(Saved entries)
———
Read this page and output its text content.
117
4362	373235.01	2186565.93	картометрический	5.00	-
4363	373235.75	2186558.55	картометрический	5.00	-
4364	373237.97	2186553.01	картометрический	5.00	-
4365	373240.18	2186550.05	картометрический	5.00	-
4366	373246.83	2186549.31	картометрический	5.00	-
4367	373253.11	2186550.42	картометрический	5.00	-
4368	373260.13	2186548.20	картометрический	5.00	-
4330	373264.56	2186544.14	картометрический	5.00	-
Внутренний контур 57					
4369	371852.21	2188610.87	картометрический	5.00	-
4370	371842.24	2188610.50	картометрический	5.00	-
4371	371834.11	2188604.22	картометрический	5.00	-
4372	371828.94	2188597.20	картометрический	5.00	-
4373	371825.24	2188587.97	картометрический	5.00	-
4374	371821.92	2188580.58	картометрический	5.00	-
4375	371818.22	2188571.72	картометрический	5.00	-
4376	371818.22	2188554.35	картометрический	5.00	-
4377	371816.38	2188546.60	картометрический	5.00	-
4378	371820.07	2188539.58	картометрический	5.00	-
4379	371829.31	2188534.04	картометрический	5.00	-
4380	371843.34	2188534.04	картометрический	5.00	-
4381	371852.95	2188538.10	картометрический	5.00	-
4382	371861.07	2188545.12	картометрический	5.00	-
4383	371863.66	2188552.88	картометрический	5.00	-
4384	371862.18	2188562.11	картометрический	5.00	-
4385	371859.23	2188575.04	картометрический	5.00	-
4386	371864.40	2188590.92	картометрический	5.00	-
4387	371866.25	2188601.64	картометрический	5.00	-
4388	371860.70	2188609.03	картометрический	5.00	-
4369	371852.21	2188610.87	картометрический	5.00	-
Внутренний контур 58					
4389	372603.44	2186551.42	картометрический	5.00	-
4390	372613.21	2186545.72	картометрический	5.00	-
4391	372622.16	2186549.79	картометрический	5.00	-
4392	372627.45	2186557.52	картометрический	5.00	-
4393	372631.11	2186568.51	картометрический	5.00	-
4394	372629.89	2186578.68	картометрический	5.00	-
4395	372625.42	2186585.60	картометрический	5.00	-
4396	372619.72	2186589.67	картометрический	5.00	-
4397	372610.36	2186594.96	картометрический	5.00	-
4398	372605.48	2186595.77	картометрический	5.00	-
———
**Goal**
From the data above, work out how many lines contain the string "контур" and reply with only the number.

**Task solution**
2